----- SOURCE DATA

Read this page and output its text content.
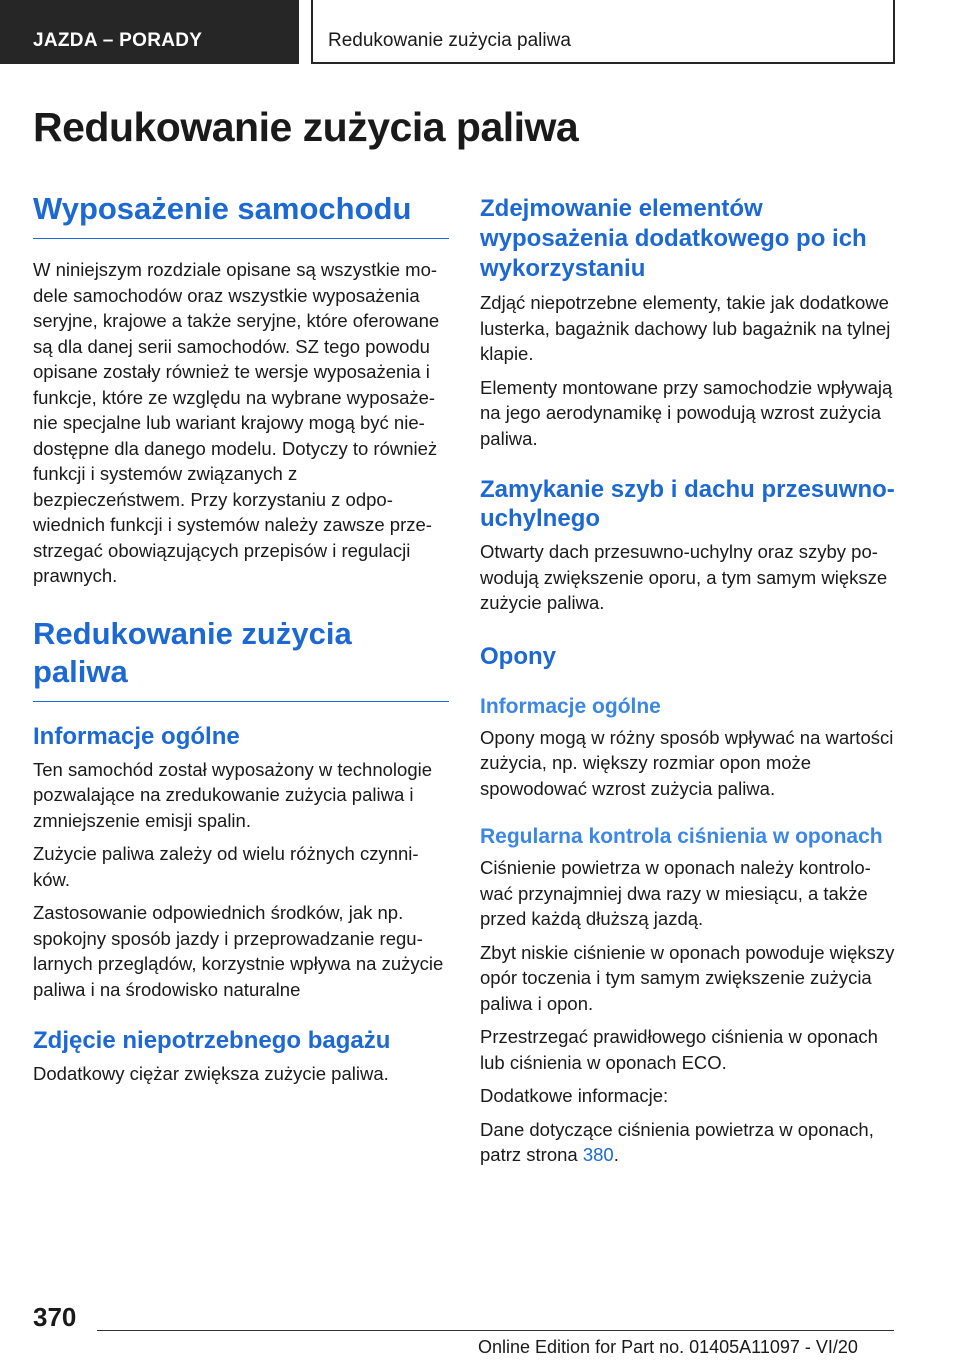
JAZDA – PORADY	Redukowanie zużycia paliwa
Redukowanie zużycia paliwa
Wyposażenie samochodu

W niniejszym rozdziale opisane są wszystkie modele samochodów oraz wszystkie wyposażenia seryjne, krajowe a także seryjne, które oferowane są dla danej serii samochodów. SZ tego powodu opisane zostały również te wersje wyposażenia i funkcje, które ze względu na wybrane wyposażenie specjalne lub wariant krajowy mogą być niedostępne dla danego modelu. Dotyczy to również funkcji i systemów związanych z bezpieczeństwem. Przy korzystaniu z odpowiednich funkcji i systemów należy zawsze przestrzegać obowiązujących przepisów i regulacji prawnych.

Redukowanie zużycia paliwa
Informacje ogólne

Ten samochód został wyposażony w technologie pozwalające na zredukowanie zużycia paliwa i zmniejszenie emisji spalin.

Zużycie paliwa zależy od wielu różnych czynników.

Zastosowanie odpowiednich środków, jak np. spokojny sposób jazdy i przeprowadzanie regularnych przeglądów, korzystnie wpływa na zużycie paliwa i na środowisko naturalne

Zdjęcie niepotrzebnego bagażu

Dodatkowy ciężar zwiększa zużycie paliwa.

Zdejmowanie elementów wyposażenia dodatkowego po ich wykorzystaniu

Zdjąć niepotrzebne elementy, takie jak dodatkowe lusterka, bagażnik dachowy lub bagażnik na tylnej klapie.

Elementy montowane przy samochodzie wpływają na jego aerodynamikę i powodują wzrost zużycia paliwa.

Zamykanie szyb i dachu przesuwno-uchylnego

Otwarty dach przesuwno-uchylny oraz szyby powodują zwiększenie oporu, a tym samym większe zużycie paliwa.

Opony
Informacje ogólne

Opony mogą w różny sposób wpływać na wartości zużycia, np. większy rozmiar opon może spowodować wzrost zużycia paliwa.

Regularna kontrola ciśnienia w oponach

Ciśnienie powietrza w oponach należy kontrolować przynajmniej dwa razy w miesiącu, a także przed każdą dłuższą jazdą.

Zbyt niskie ciśnienie w oponach powoduje większy opór toczenia i tym samym zwiększenie zużycia paliwa i opon.

Przestrzegać prawidłowego ciśnienia w oponach lub ciśnienia w oponach ECO.

Dodatkowe informacje:

Dane dotyczące ciśnienia powietrza w oponach, patrz strona 380.

370
Online Edition for Part no. 01405A11097 - VI/20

----------

What is the number of lines that hold the string "oponach"? Reply with that number alone.

__ANSWER FOR THE TASK__: 5